# [Challenge]
Identify all lines below that hold "thống" and collect them.

— start —

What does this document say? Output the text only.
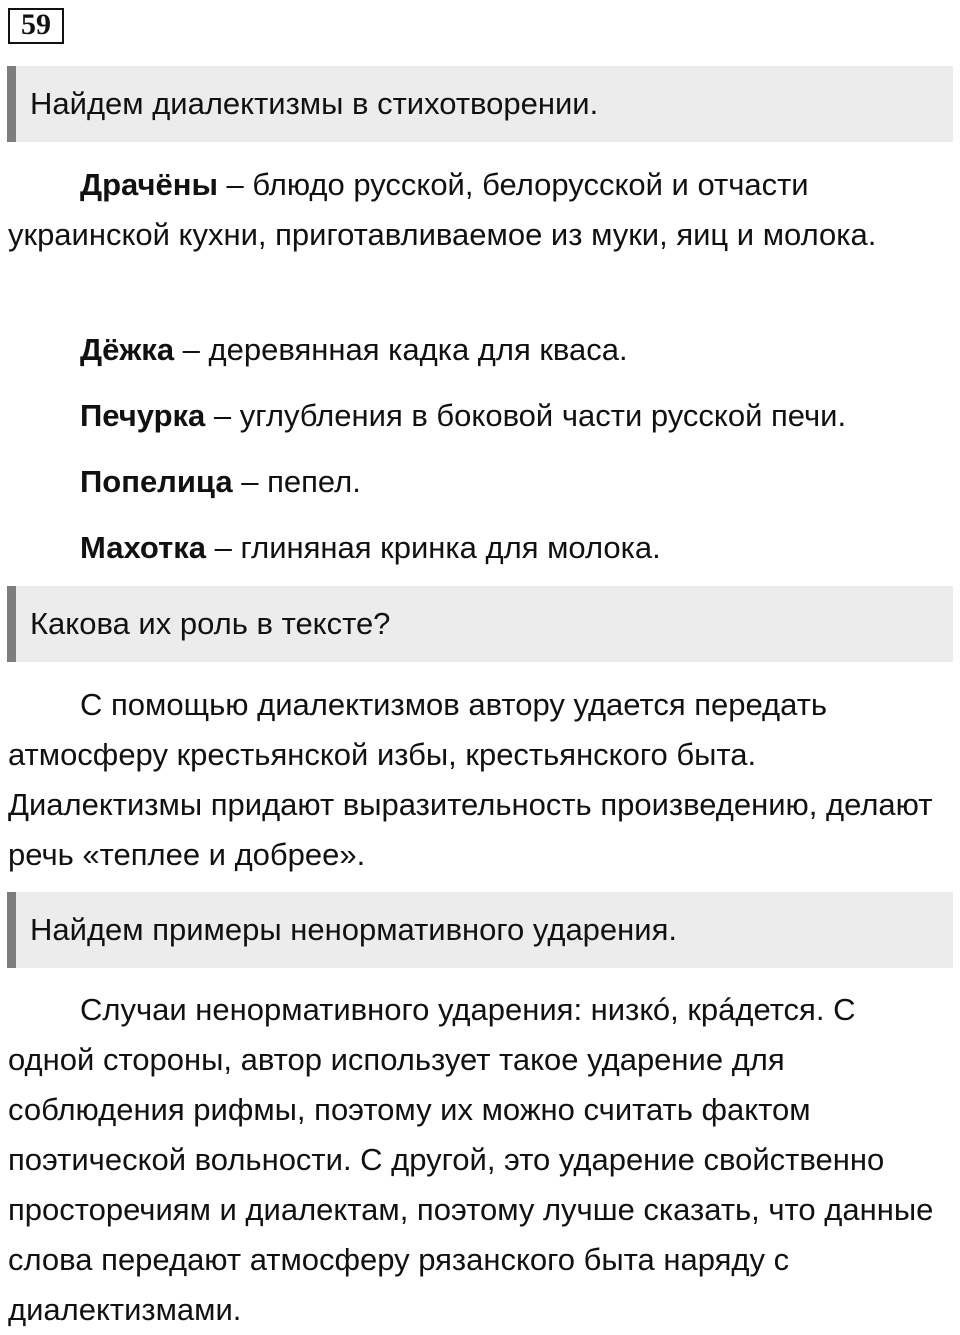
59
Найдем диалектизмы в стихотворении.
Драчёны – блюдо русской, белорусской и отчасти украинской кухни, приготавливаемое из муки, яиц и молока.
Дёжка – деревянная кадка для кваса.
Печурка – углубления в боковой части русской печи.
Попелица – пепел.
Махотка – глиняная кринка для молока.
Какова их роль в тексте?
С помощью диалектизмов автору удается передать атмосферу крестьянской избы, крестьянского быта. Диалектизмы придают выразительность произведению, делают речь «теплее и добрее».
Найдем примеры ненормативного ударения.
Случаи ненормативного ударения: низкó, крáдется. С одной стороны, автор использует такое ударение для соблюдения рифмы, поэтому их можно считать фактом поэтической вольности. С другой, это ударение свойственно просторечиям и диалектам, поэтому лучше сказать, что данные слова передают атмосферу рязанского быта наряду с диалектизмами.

— end —
— start —

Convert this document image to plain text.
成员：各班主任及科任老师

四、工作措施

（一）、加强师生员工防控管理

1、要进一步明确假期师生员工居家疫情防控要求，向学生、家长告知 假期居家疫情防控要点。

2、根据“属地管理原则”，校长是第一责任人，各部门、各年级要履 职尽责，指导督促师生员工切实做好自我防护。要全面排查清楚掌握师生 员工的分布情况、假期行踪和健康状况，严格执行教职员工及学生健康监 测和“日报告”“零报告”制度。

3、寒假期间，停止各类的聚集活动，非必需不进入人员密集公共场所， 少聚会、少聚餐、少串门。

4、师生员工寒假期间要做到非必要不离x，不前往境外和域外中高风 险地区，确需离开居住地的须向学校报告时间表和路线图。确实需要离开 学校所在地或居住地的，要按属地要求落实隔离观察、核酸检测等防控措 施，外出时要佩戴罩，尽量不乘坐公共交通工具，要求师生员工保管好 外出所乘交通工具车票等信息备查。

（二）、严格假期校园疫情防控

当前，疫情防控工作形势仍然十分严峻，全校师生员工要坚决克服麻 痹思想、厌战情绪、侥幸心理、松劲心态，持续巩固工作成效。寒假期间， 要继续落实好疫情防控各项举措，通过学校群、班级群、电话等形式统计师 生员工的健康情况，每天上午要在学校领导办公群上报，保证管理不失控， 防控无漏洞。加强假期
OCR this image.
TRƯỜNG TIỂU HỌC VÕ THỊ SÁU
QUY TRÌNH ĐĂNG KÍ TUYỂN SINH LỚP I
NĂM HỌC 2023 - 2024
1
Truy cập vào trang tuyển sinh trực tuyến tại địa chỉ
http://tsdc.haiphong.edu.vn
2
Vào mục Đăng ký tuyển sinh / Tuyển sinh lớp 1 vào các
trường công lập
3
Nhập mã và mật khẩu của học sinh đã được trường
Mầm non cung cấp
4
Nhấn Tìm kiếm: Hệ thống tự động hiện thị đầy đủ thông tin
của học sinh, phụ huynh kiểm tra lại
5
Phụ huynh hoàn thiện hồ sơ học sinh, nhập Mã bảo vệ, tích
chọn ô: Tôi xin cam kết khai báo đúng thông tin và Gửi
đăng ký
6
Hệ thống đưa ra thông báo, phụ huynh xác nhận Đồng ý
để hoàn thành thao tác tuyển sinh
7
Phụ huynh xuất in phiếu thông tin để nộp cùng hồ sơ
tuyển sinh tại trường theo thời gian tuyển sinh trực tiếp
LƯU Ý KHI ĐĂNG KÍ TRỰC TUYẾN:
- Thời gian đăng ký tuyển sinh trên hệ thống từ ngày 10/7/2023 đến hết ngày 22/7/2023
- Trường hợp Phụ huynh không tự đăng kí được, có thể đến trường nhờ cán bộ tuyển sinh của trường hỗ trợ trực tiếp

— end —

# [Answer in full]
Nhấn Tìm kiếm: Hệ thống tự động hiện thị đầy đủ thông tin
Hệ thống đưa ra thông báo, phụ huynh xác nhận Đồng ý
- Thời gian đăng ký tuyển sinh trên hệ thống từ ngày 10/7/2023 đến hết ngày 22/7/2023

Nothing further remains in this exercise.